→ Material for the task
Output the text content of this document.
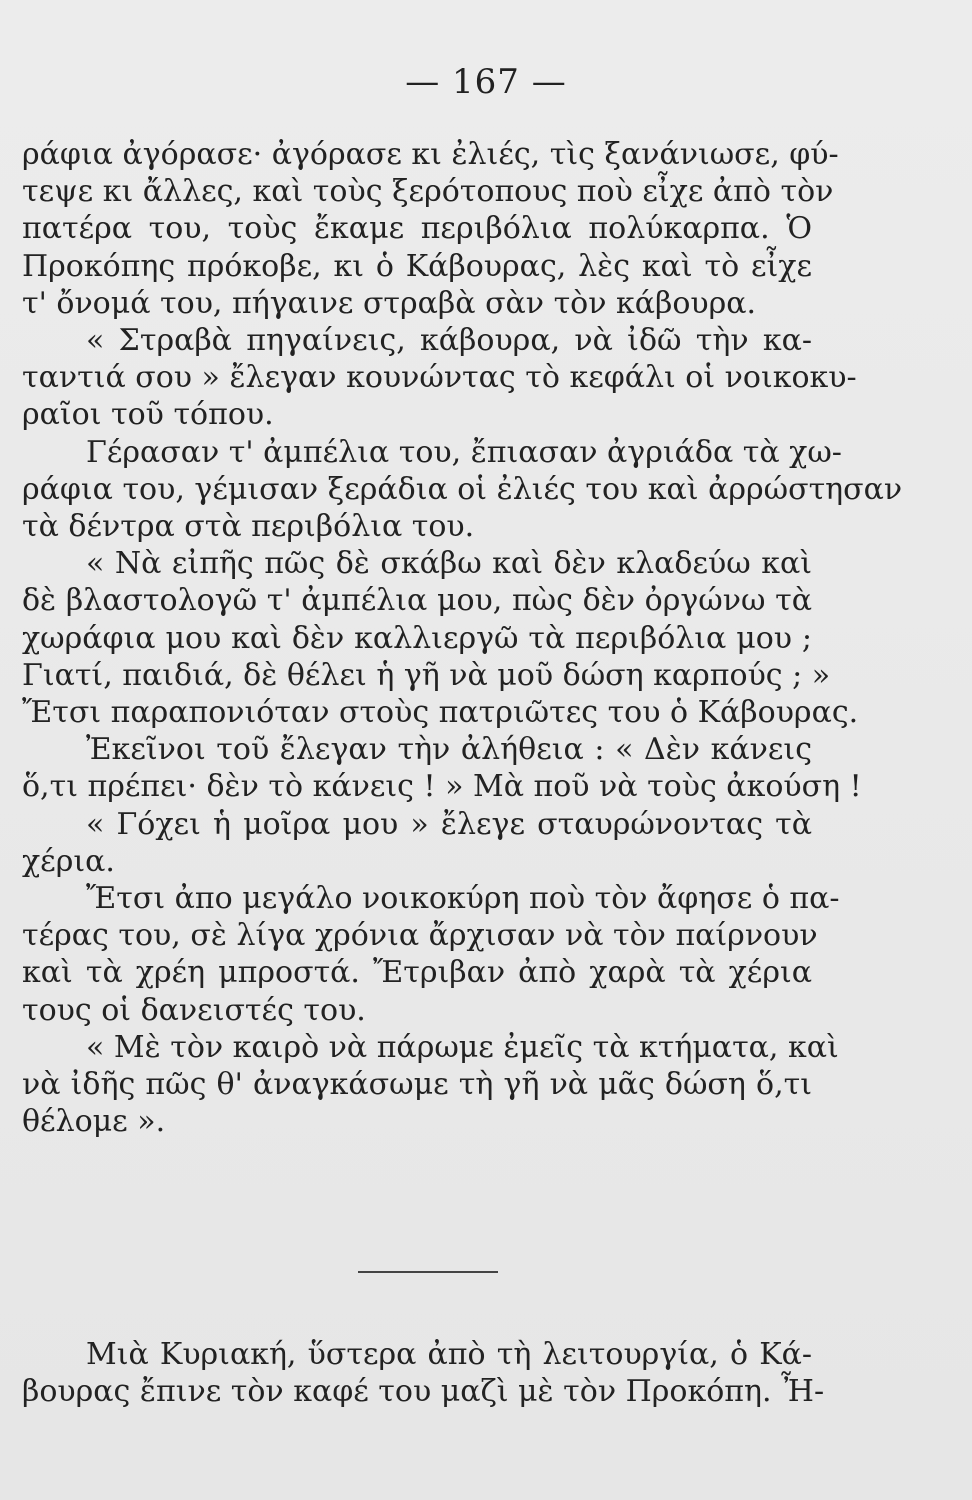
— 167 —
ράφια ἀγόρασε· ἀγόρασε κι ἐλιές, τὶς ξανάνιωσε, φύ-
τεψε κι ἄλλες, καὶ τοὺς ξερότοπους ποὺ εἶχε ἀπὸ τὸν
πατέρα του, τοὺς ἔκαμε περιβόλια πολύκαρπα. Ὁ
Προκόπης πρόκοβε, κι ὁ Κάβουρας, λὲς καὶ τὸ εἶχε
τ' ὄνομά του, πήγαινε στραβὰ σὰν τὸν κάβουρα.
« Στραβὰ πηγαίνεις, κάβουρα, νὰ ἰδῶ τὴν κα-
ταντιά σου » ἔλεγαν κουνώντας τὸ κεφάλι οἱ νοικοκυ-
ραῖοι τοῦ τόπου.
Γέρασαν τ' ἀμπέλια του, ἔπιασαν ἀγριάδα τὰ χω-
ράφια του, γέμισαν ξεράδια οἱ ἐλιές του καὶ ἀρρώστησαν
τὰ δέντρα στὰ περιβόλια του.
« Νὰ εἰπῆς πῶς δὲ σκάβω καὶ δὲν κλαδεύω καὶ
δὲ βλαστολογῶ τ' ἀμπέλια μου, πὼς δὲν ὀργώνω τὰ
χωράφια μου καὶ δὲν καλλιεργῶ τὰ περιβόλια μου ;
Γιατί, παιδιά, δὲ θέλει ἡ γῆ νὰ μοῦ δώση καρπούς ; »
Ἔτσι παραπονιόταν στοὺς πατριῶτες του ὁ Κάβουρας.
Ἐκεῖνοι τοῦ ἔλεγαν τὴν ἀλήθεια : « Δὲν κάνεις
ὅ,τι πρέπει· δὲν τὸ κάνεις ! » Μὰ ποῦ νὰ τοὺς ἀκούση !
« Γόχει ἡ μοῖρα μου » ἔλεγε σταυρώνοντας τὰ
χέρια.
Ἔτσι ἀπο μεγάλο νοικοκύρη ποὺ τὸν ἄφησε ὁ πα-
τέρας του, σὲ λίγα χρόνια ἄρχισαν νὰ τὸν παίρνουν
καὶ τὰ χρέη μπροστά. Ἔτριβαν ἀπὸ χαρὰ τὰ χέρια
τους οἱ δανειστές του.
« Μὲ τὸν καιρὸ νὰ πάρωμε ἐμεῖς τὰ κτήματα, καὶ
νὰ ἰδῆς πῶς θ' ἀναγκάσωμε τὴ γῆ νὰ μᾶς δώση ὅ,τι
θέλομε ».
Μιὰ Κυριακή, ὕστερα ἀπὸ τὴ λειτουργία, ὁ Κά-
βουρας ἔπινε τὸν καφέ του μαζὶ μὲ τὸν Προκόπη. Ἦ-
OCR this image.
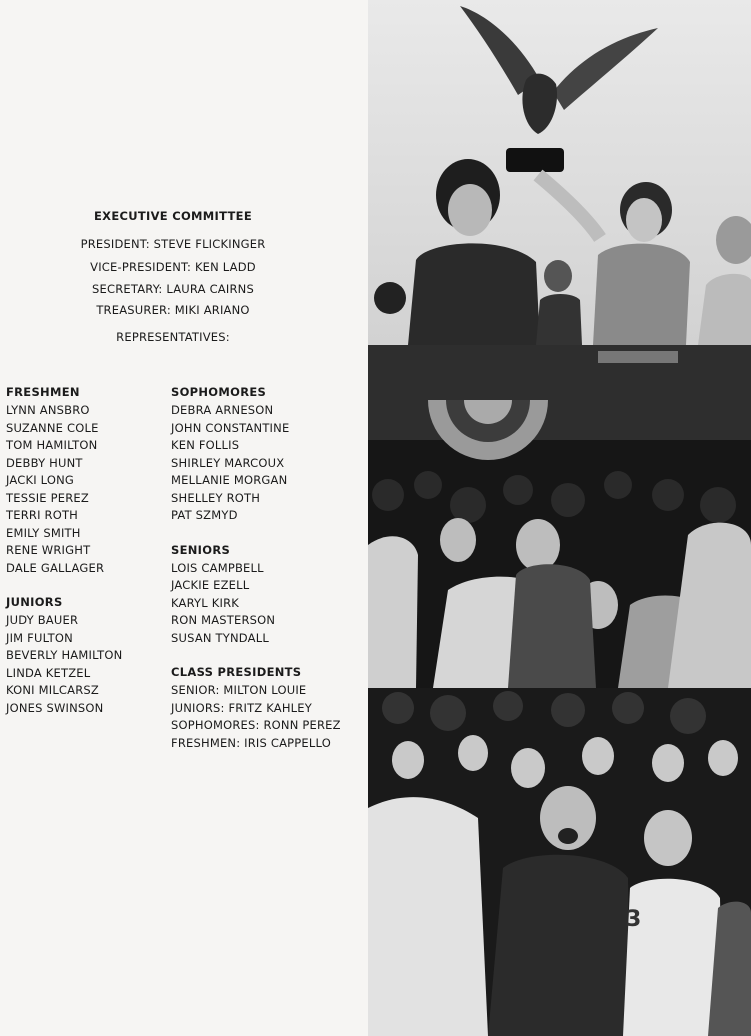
EXECUTIVE COMMITTEE
PRESIDENT: STEVE FLICKINGER
VICE-PRESIDENT: KEN LADD
SECRETARY: LAURA CAIRNS
TREASURER: MIKI ARIANO
REPRESENTATIVES:
FRESHMEN
LYNN ANSBRO
SUZANNE COLE
TOM HAMILTON
DEBBY HUNT
JACKI LONG
TESSIE PEREZ
TERRI ROTH
EMILY SMITH
RENE WRIGHT
DALE GALLAGER
JUNIORS
JUDY BAUER
JIM FULTON
BEVERLY HAMILTON
LINDA KETZEL
KONI MILCARSZ
JONES SWINSON
SOPHOMORES
DEBRA ARNESON
JOHN CONSTANTINE
KEN FOLLIS
SHIRLEY MARCOUX
MELLANIE MORGAN
SHELLEY ROTH
PAT SZMYD
SENIORS
LOIS CAMPBELL
JACKIE EZELL
KARYL KIRK
RON MASTERSON
SUSAN TYNDALL
CLASS PRESIDENTS
SENIOR: MILTON LOUIE
JUNIORS: FRITZ KAHLEY
SOPHOMORES: RONN PEREZ
FRESHMEN: IRIS CAPPELLO
3
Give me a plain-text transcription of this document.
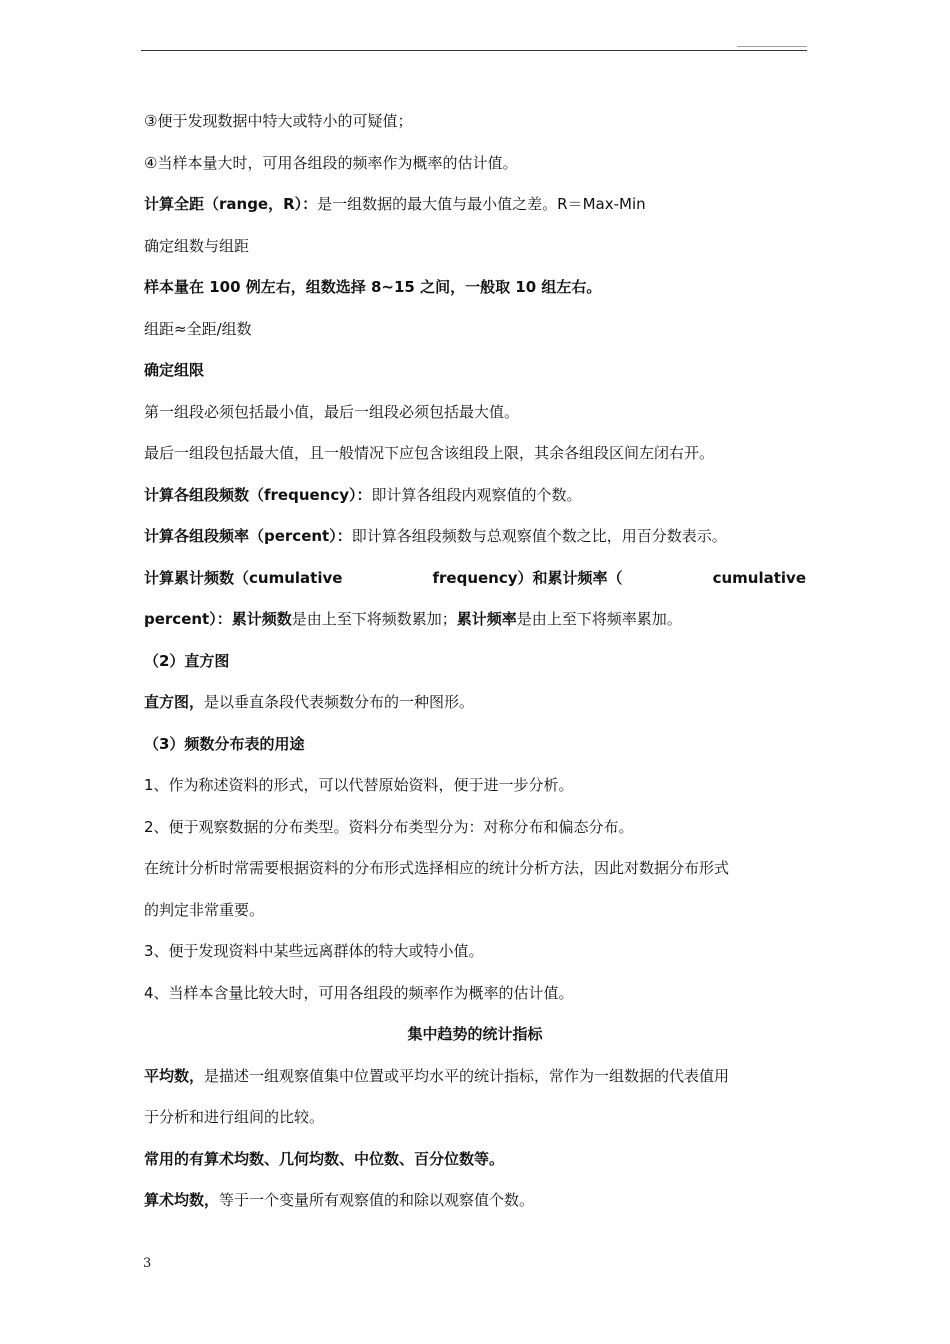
③便于发现数据中特大或特小的可疑值；
④当样本量大时，可用各组段的频率作为概率的估计值。
计算全距（range，R）：是一组数据的最大值与最小值之差。R＝Max-Min
确定组数与组距
样本量在 100 例左右，组数选择 8~15 之间，一般取 10 组左右。
组距≈全距/组数
确定组限
第一组段必须包括最小值，最后一组段必须包括最大值。
最后一组段包括最大值，且一般情况下应包含该组段上限，其余各组段区间左闭右开。
计算各组段频数（frequency）：即计算各组段内观察值的个数。
计算各组段频率（percent）：即计算各组段频数与总观察值个数之比，用百分数表示。
计算累计频数（cumulative	frequency）和累计频率（	cumulative
percent）：累计频数是由上至下将频数累加；累计频率是由上至下将频率累加。
（2）直方图
直方图，是以垂直条段代表频数分布的一种图形。
（3）频数分布表的用途
1、作为称述资料的形式，可以代替原始资料，便于进一步分析。
2、便于观察数据的分布类型。资料分布类型分为：对称分布和偏态分布。
在统计分析时常需要根据资料的分布形式选择相应的统计分析方法，因此对数据分布形式
的判定非常重要。
3、便于发现资料中某些远离群体的特大或特小值。
4、当样本含量比较大时，可用各组段的频率作为概率的估计值。
集中趋势的统计指标
平均数，是描述一组观察值集中位置或平均水平的统计指标，常作为一组数据的代表值用
于分析和进行组间的比较。
常用的有算术均数、几何均数、中位数、百分位数等。
算术均数，等于一个变量所有观察值的和除以观察值个数。
3
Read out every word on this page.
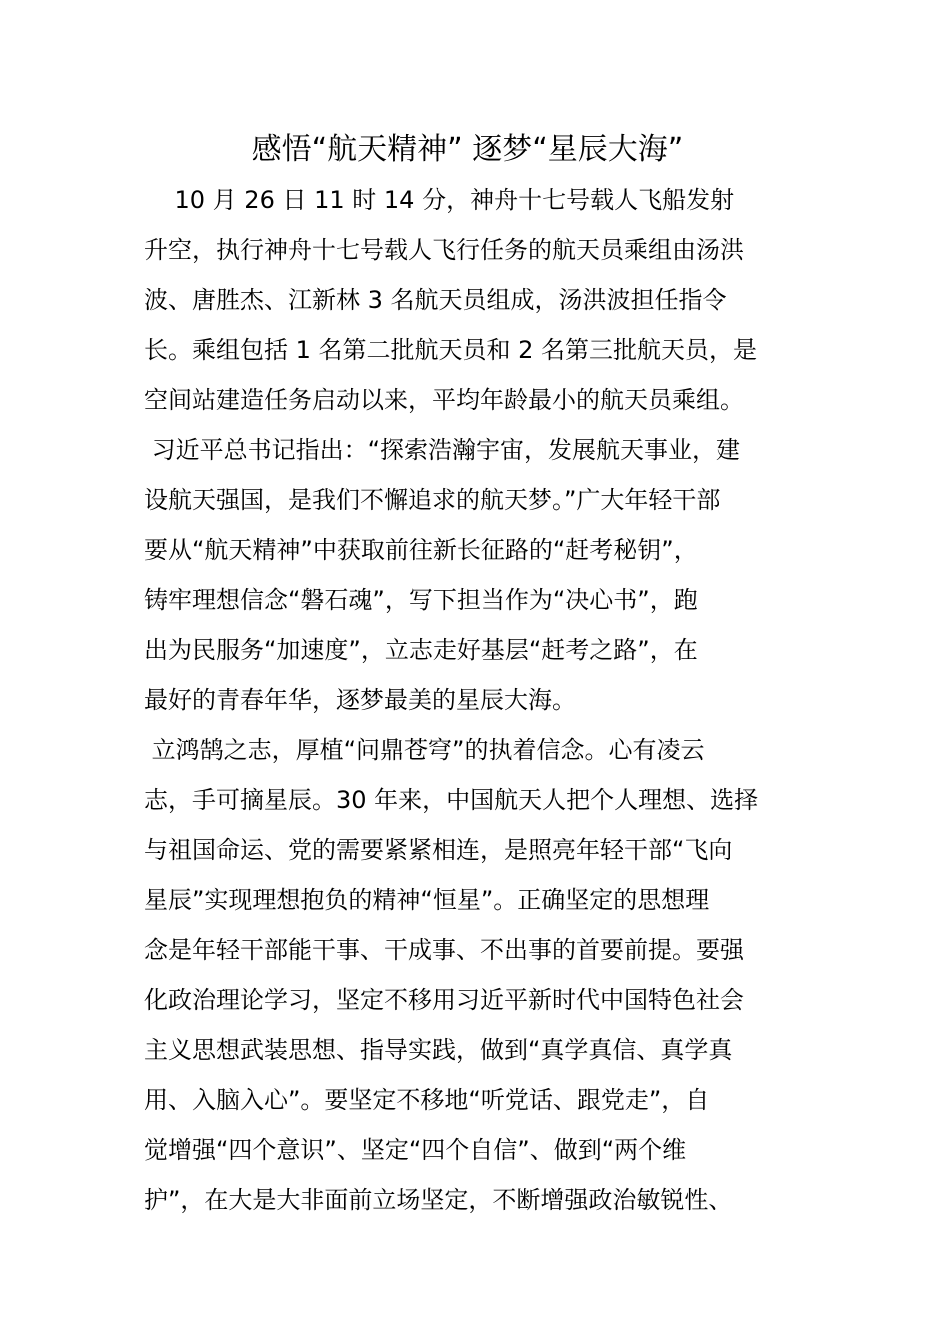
感悟“航天精神” 逐梦“星辰大海”
10 月 26 日 11 时 14 分，神舟十七号载人飞船发射
升空，执行神舟十七号载人飞行任务的航天员乘组由汤洪
波、唐胜杰、江新林 3 名航天员组成，汤洪波担任指令
长。乘组包括 1 名第二批航天员和 2 名第三批航天员，是
空间站建造任务启动以来，平均年龄最小的航天员乘组。
习近平总书记指出：“探索浩瀚宇宙，发展航天事业，建
设航天强国，是我们不懈追求的航天梦。”广大年轻干部
要从“航天精神”中获取前往新长征路的“赶考秘钥”，
铸牢理想信念“磐石魂”，写下担当作为“决心书”，跑
出为民服务“加速度”，立志走好基层“赶考之路”，在
最好的青春年华，逐梦最美的星辰大海。
立鸿鹄之志，厚植“问鼎苍穹”的执着信念。心有凌云
志，手可摘星辰。30 年来，中国航天人把个人理想、选择
与祖国命运、党的需要紧紧相连，是照亮年轻干部“飞向
星辰”实现理想抱负的精神“恒星”。正确坚定的思想理
念是年轻干部能干事、干成事、不出事的首要前提。要强
化政治理论学习，坚定不移用习近平新时代中国特色社会
主义思想武装思想、指导实践，做到“真学真信、真学真
用、入脑入心”。要坚定不移地“听党话、跟党走”，自
觉增强“四个意识”、坚定“四个自信”、做到“两个维
护”，在大是大非面前立场坚定，不断增强政治敏锐性、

→ Problem requirements
Extract the entries in full, exactly as they are, minus the pictures.

→ Expected answer
Output the text content of this document.
— 167 —
ράφια ἀγόρασε· ἀγόρασε κι ἐλιές, τὶς ξανάνιωσε, φύ-
τεψε κι ἄλλες, καὶ τοὺς ξερότοπους ποὺ εἶχε ἀπὸ τὸν
πατέρα του, τοὺς ἔκαμε περιβόλια πολύκαρπα. Ὁ
Προκόπης πρόκοβε, κι ὁ Κάβουρας, λὲς καὶ τὸ εἶχε
τ' ὄνομά του, πήγαινε στραβὰ σὰν τὸν κάβουρα.
« Στραβὰ πηγαίνεις, κάβουρα, νὰ ἰδῶ τὴν κα-
ταντιά σου » ἔλεγαν κουνώντας τὸ κεφάλι οἱ νοικοκυ-
ραῖοι τοῦ τόπου.
Γέρασαν τ' ἀμπέλια του, ἔπιασαν ἀγριάδα τὰ χω-
ράφια του, γέμισαν ξεράδια οἱ ἐλιές του καὶ ἀρρώστησαν
τὰ δέντρα στὰ περιβόλια του.
« Νὰ εἰπῆς πῶς δὲ σκάβω καὶ δὲν κλαδεύω καὶ
δὲ βλαστολογῶ τ' ἀμπέλια μου, πὼς δὲν ὀργώνω τὰ
χωράφια μου καὶ δὲν καλλιεργῶ τὰ περιβόλια μου ;
Γιατί, παιδιά, δὲ θέλει ἡ γῆ νὰ μοῦ δώση καρπούς ; »
Ἔτσι παραπονιόταν στοὺς πατριῶτες του ὁ Κάβουρας.
Ἐκεῖνοι τοῦ ἔλεγαν τὴν ἀλήθεια : « Δὲν κάνεις
ὅ,τι πρέπει· δὲν τὸ κάνεις ! » Μὰ ποῦ νὰ τοὺς ἀκούση !
« Γόχει ἡ μοῖρα μου » ἔλεγε σταυρώνοντας τὰ
χέρια.
Ἔτσι ἀπο μεγάλο νοικοκύρη ποὺ τὸν ἄφησε ὁ πα-
τέρας του, σὲ λίγα χρόνια ἄρχισαν νὰ τὸν παίρνουν
καὶ τὰ χρέη μπροστά. Ἔτριβαν ἀπὸ χαρὰ τὰ χέρια
τους οἱ δανειστές του.
« Μὲ τὸν καιρὸ νὰ πάρωμε ἐμεῖς τὰ κτήματα, καὶ
νὰ ἰδῆς πῶς θ' ἀναγκάσωμε τὴ γῆ νὰ μᾶς δώση ὅ,τι
θέλομε ».
Μιὰ Κυριακή, ὕστερα ἀπὸ τὴ λειτουργία, ὁ Κά-
βουρας ἔπινε τὸν καφέ του μαζὶ μὲ τὸν Προκόπη. Ἦ-
OCR this image.
EXECUTIVE COMMITTEE
PRESIDENT: STEVE FLICKINGER
VICE-PRESIDENT: KEN LADD
SECRETARY: LAURA CAIRNS
TREASURER: MIKI ARIANO
REPRESENTATIVES:
FRESHMEN
LYNN ANSBRO
SUZANNE COLE
TOM HAMILTON
DEBBY HUNT
JACKI LONG
TESSIE PEREZ
TERRI ROTH
EMILY SMITH
RENE WRIGHT
DALE GALLAGER
JUNIORS
JUDY BAUER
JIM FULTON
BEVERLY HAMILTON
LINDA KETZEL
KONI MILCARSZ
JONES SWINSON
SOPHOMORES
DEBRA ARNESON
JOHN CONSTANTINE
KEN FOLLIS
SHIRLEY MARCOUX
MELLANIE MORGAN
SHELLEY ROTH
PAT SZMYD
SENIORS
LOIS CAMPBELL
JACKIE EZELL
KARYL KIRK
RON MASTERSON
SUSAN TYNDALL
CLASS PRESIDENTS
SENIOR: MILTON LOUIE
JUNIORS: FRITZ KAHLEY
SOPHOMORES: RONN PEREZ
FRESHMEN: IRIS CAPPELLO
3
Give me a plain-text transcription of this document.
③便于发现数据中特大或特小的可疑值；
④当样本量大时，可用各组段的频率作为概率的估计值。
计算全距（range，R）：是一组数据的最大值与最小值之差。R＝Max-Min
确定组数与组距
样本量在 100 例左右，组数选择 8~15 之间，一般取 10 组左右。
组距≈全距/组数
确定组限
第一组段必须包括最小值，最后一组段必须包括最大值。
最后一组段包括最大值，且一般情况下应包含该组段上限，其余各组段区间左闭右开。
计算各组段频数（frequency）：即计算各组段内观察值的个数。
计算各组段频率（percent）：即计算各组段频数与总观察值个数之比，用百分数表示。
计算累计频数（cumulative	frequency）和累计频率（	cumulative
percent）：累计频数是由上至下将频数累加；累计频率是由上至下将频率累加。
（2）直方图
直方图，是以垂直条段代表频数分布的一种图形。
（3）频数分布表的用途
1、作为称述资料的形式，可以代替原始资料，便于进一步分析。
2、便于观察数据的分布类型。资料分布类型分为：对称分布和偏态分布。
在统计分析时常需要根据资料的分布形式选择相应的统计分析方法，因此对数据分布形式
的判定非常重要。
3、便于发现资料中某些远离群体的特大或特小值。
4、当样本含量比较大时，可用各组段的频率作为概率的估计值。
集中趋势的统计指标
平均数，是描述一组观察值集中位置或平均水平的统计指标，常作为一组数据的代表值用
于分析和进行组间的比较。
常用的有算术均数、几何均数、中位数、百分位数等。
算术均数，等于一个变量所有观察值的和除以观察值个数。
3
Read out every word on this page.
感悟“航天精神” 逐梦“星辰大海”
10 月 26 日 11 时 14 分，神舟十七号载人飞船发射
升空，执行神舟十七号载人飞行任务的航天员乘组由汤洪
波、唐胜杰、江新林 3 名航天员组成，汤洪波担任指令
长。乘组包括 1 名第二批航天员和 2 名第三批航天员，是
空间站建造任务启动以来，平均年龄最小的航天员乘组。
习近平总书记指出：“探索浩瀚宇宙，发展航天事业，建
设航天强国，是我们不懈追求的航天梦。”广大年轻干部
要从“航天精神”中获取前往新长征路的“赶考秘钥”，
铸牢理想信念“磐石魂”，写下担当作为“决心书”，跑
出为民服务“加速度”，立志走好基层“赶考之路”，在
最好的青春年华，逐梦最美的星辰大海。
立鸿鹄之志，厚植“问鼎苍穹”的执着信念。心有凌云
志，手可摘星辰。30 年来，中国航天人把个人理想、选择
与祖国命运、党的需要紧紧相连，是照亮年轻干部“飞向
星辰”实现理想抱负的精神“恒星”。正确坚定的思想理
念是年轻干部能干事、干成事、不出事的首要前提。要强
化政治理论学习，坚定不移用习近平新时代中国特色社会
主义思想武装思想、指导实践，做到“真学真信、真学真
用、入脑入心”。要坚定不移地“听党话、跟党走”，自
觉增强“四个意识”、坚定“四个自信”、做到“两个维
护”，在大是大非面前立场坚定，不断增强政治敏锐性、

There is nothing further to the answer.